_YOUR TASK_. Filter the records below down to lines containing "content".

_Figure record listings_.
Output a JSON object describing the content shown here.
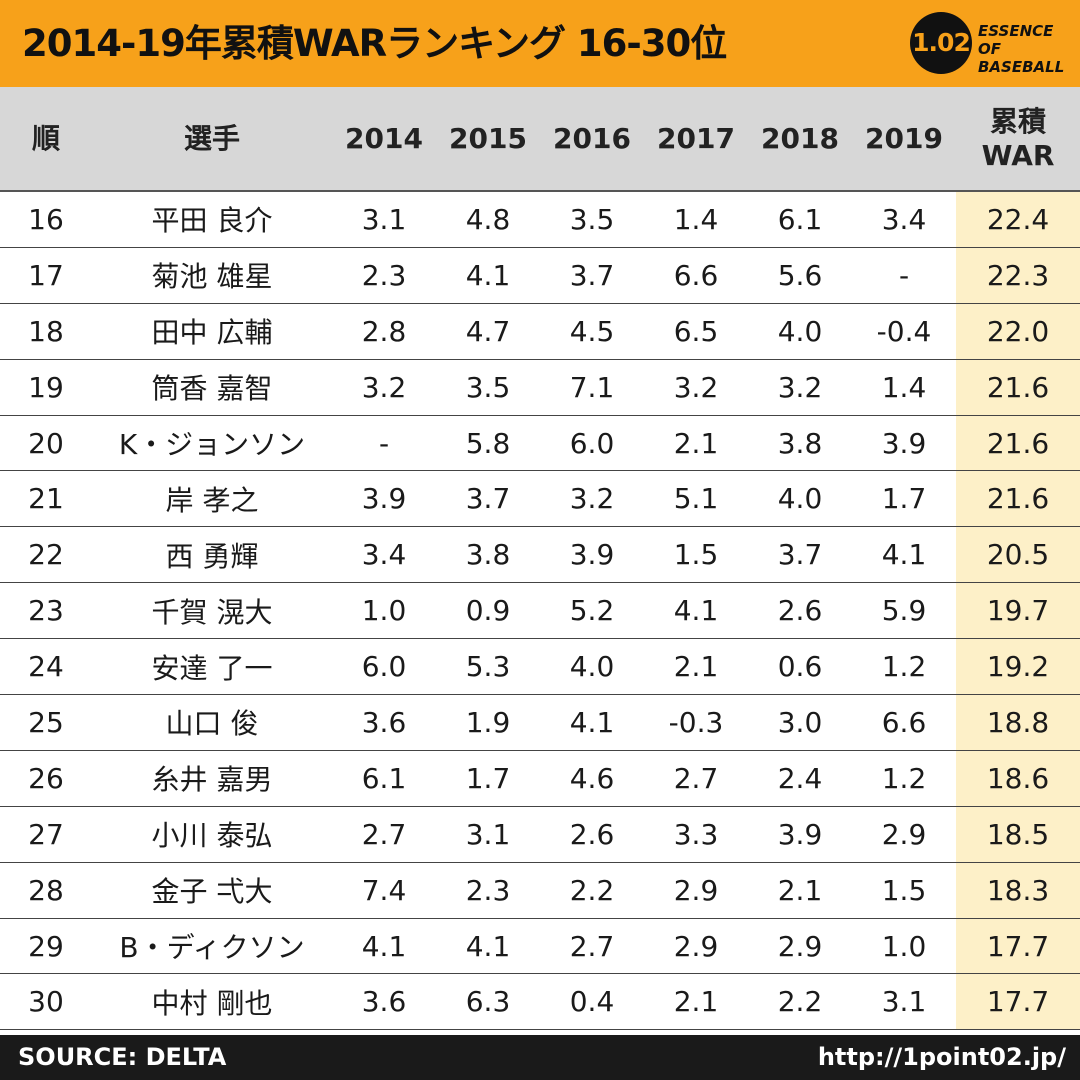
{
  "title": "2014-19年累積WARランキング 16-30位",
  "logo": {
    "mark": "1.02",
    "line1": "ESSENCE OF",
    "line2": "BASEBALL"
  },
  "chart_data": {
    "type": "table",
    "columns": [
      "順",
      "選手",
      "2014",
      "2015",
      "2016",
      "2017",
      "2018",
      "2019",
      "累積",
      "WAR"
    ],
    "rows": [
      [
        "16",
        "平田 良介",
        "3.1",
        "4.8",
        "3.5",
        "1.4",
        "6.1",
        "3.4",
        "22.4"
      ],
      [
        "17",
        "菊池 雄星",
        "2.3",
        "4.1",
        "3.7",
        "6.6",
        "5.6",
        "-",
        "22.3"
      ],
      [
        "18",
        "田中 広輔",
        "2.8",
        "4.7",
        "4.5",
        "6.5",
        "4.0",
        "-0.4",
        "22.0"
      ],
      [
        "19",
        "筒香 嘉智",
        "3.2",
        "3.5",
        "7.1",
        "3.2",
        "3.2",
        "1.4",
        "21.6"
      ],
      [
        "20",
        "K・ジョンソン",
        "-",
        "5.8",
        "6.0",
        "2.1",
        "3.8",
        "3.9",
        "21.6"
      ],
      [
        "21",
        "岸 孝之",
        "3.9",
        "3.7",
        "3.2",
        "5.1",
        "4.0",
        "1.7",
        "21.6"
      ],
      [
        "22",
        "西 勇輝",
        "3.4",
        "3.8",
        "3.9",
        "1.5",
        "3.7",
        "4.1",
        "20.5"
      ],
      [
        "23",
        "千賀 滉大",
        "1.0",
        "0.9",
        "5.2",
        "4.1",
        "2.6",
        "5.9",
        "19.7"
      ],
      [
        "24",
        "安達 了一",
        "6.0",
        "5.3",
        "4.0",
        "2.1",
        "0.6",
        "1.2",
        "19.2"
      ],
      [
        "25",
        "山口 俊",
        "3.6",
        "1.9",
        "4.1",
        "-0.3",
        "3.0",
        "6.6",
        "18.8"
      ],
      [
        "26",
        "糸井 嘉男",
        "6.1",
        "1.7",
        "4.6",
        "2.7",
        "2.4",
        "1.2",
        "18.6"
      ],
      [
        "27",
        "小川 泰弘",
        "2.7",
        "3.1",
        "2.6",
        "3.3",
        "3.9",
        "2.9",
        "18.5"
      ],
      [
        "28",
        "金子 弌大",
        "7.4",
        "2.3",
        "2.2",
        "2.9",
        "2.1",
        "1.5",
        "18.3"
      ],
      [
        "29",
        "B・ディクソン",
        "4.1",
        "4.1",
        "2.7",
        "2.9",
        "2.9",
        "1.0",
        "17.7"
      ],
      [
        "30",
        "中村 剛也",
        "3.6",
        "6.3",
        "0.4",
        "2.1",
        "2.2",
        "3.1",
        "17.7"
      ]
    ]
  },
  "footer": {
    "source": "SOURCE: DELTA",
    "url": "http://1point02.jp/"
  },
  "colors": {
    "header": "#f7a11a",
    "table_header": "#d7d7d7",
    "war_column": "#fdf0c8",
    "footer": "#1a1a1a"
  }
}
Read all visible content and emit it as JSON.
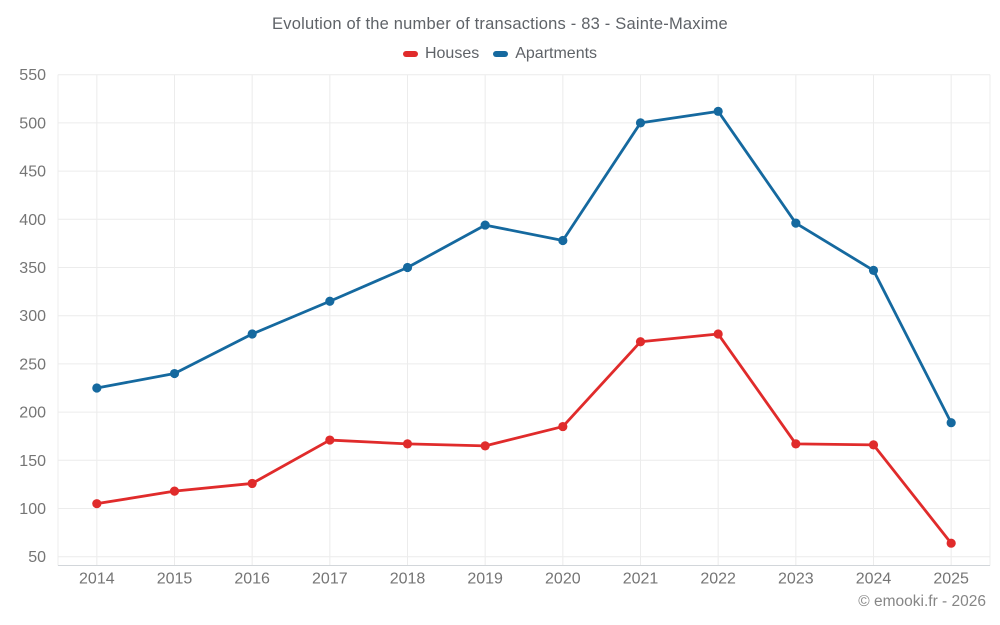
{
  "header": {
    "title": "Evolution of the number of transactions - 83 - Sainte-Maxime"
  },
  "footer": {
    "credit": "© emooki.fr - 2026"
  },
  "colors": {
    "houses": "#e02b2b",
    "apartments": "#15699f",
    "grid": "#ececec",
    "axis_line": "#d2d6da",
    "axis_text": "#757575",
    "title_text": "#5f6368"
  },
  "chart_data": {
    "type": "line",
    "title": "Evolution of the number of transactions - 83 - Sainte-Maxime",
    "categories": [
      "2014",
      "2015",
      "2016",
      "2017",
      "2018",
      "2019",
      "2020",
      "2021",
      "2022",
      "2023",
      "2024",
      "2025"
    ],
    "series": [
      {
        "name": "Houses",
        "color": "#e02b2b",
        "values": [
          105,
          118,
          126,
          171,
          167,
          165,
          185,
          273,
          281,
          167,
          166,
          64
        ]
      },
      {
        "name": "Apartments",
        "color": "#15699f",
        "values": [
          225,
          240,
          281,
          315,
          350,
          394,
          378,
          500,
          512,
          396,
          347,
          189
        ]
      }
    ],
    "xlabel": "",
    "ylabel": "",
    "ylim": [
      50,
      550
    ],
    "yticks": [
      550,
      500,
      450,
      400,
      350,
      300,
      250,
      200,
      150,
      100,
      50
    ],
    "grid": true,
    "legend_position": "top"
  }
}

* * *

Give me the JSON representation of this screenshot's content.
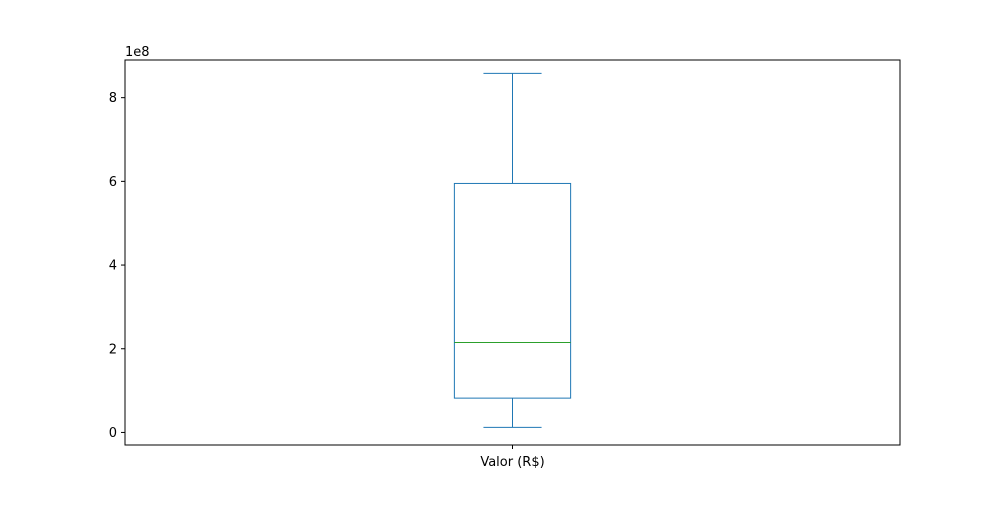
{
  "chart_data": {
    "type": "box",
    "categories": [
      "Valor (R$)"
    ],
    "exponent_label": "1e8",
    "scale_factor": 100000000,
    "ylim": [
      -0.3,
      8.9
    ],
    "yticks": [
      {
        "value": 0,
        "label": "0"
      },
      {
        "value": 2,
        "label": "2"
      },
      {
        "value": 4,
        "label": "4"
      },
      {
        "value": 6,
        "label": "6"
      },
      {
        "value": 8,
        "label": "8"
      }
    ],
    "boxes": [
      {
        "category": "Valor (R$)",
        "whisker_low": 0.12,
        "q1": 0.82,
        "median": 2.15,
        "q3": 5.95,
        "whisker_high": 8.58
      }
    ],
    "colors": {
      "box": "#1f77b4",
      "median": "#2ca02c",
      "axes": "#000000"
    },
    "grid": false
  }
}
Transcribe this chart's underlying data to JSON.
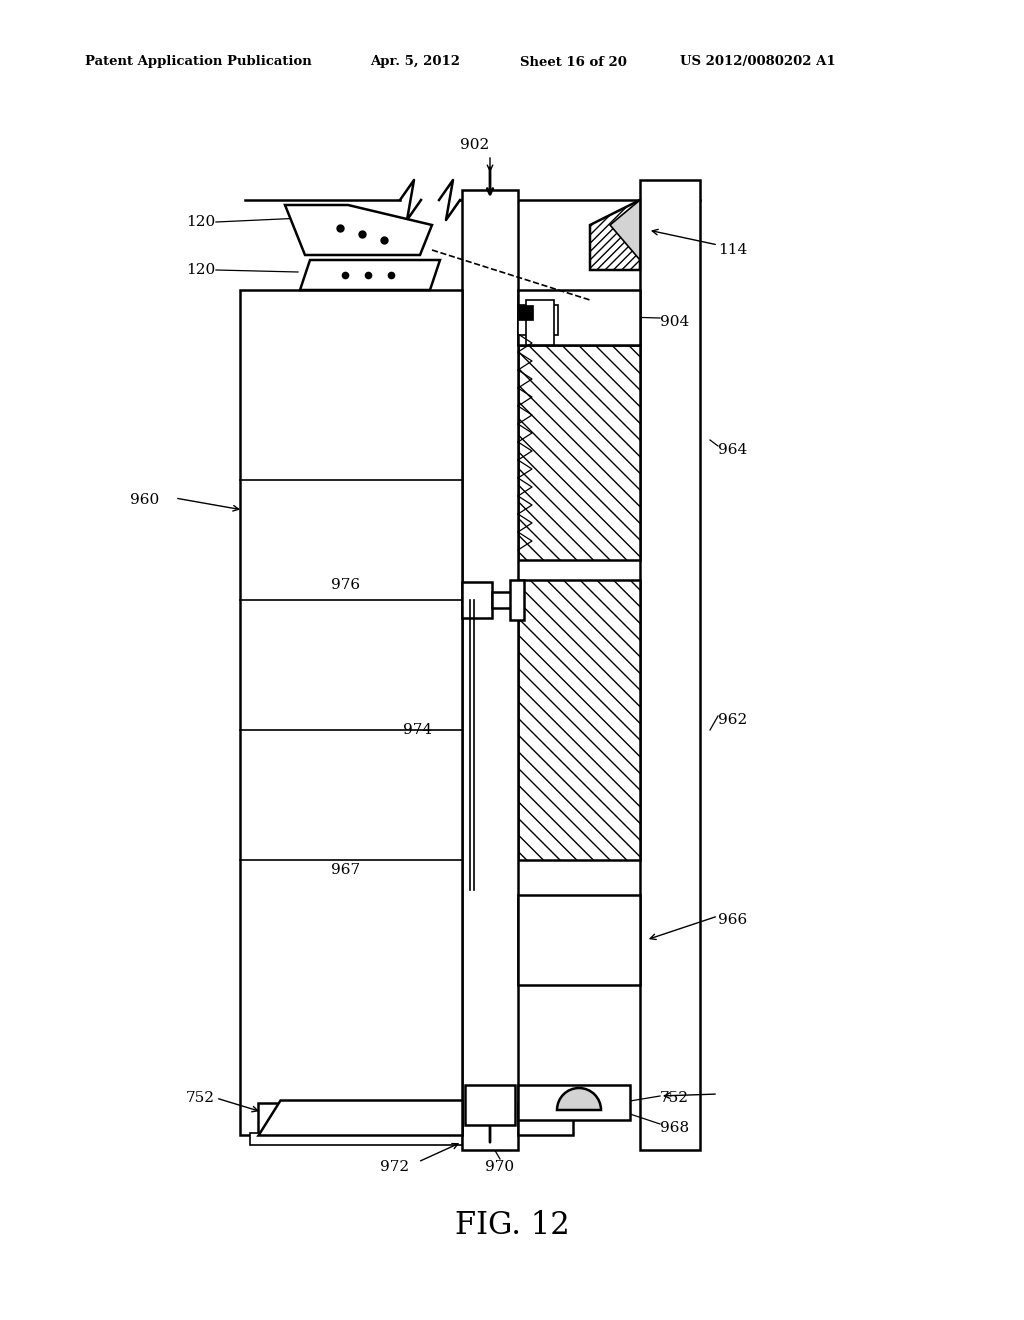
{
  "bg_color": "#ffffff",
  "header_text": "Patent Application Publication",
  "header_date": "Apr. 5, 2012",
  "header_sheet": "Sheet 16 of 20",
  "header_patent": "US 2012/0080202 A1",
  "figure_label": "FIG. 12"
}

* * *

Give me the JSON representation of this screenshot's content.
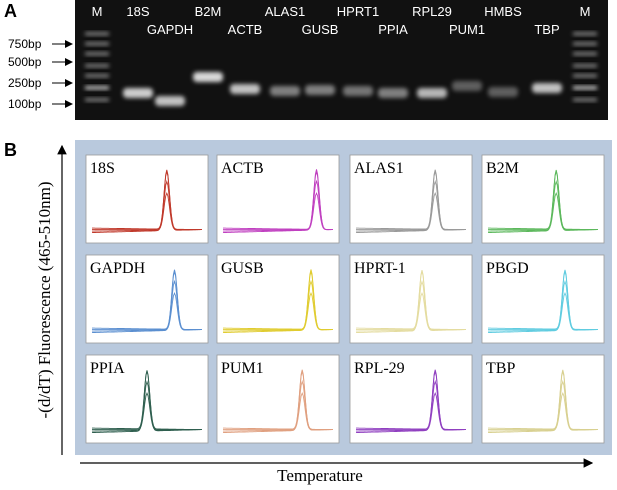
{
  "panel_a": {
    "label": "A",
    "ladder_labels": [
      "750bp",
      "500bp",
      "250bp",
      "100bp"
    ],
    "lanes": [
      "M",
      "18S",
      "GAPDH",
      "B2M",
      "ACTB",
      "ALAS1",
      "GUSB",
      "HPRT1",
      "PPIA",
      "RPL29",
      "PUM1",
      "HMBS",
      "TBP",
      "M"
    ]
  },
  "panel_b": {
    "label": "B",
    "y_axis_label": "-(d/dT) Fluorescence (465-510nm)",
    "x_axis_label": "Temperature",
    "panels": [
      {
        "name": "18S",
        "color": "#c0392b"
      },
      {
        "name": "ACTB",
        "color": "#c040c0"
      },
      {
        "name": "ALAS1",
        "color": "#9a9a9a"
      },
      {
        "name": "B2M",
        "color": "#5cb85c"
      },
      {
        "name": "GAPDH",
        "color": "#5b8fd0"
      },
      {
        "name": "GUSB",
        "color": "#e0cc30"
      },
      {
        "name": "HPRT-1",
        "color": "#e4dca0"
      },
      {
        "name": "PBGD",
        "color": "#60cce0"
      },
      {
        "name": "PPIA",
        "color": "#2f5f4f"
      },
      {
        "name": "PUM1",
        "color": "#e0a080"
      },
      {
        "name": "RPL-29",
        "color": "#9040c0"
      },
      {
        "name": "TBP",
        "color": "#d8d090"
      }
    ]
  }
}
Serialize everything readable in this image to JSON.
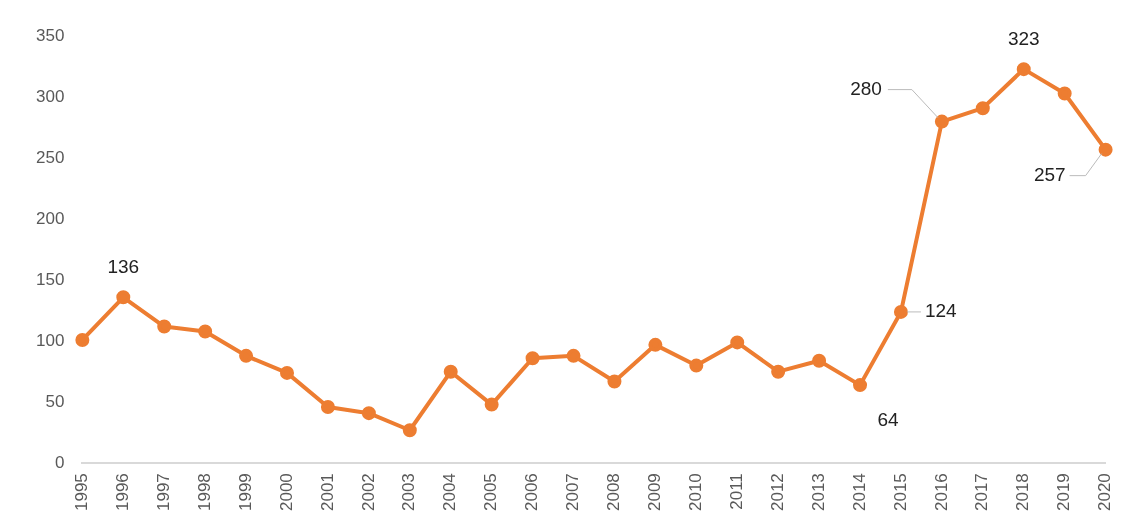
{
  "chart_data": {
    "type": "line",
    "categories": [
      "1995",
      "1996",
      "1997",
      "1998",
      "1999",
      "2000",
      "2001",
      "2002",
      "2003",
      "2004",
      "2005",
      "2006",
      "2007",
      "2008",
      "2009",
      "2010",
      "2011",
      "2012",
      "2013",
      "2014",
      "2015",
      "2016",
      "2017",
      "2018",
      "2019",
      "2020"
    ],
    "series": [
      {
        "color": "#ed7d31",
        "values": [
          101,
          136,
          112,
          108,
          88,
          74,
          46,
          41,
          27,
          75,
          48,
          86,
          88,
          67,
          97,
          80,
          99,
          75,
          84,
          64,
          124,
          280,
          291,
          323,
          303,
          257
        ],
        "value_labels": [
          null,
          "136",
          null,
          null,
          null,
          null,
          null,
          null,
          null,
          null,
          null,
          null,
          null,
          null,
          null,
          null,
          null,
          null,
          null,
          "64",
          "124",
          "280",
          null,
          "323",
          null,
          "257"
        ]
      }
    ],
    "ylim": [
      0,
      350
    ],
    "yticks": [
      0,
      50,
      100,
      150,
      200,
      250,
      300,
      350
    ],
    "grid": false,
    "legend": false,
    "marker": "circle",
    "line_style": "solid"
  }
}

_EXERCISE RESPONSE_.
Output a JSON object describing the content shown here.
Read all visible content and emit it as JSON.
Give me the JSON representation of this screenshot's content.
Give me the JSON representation of this screenshot's content.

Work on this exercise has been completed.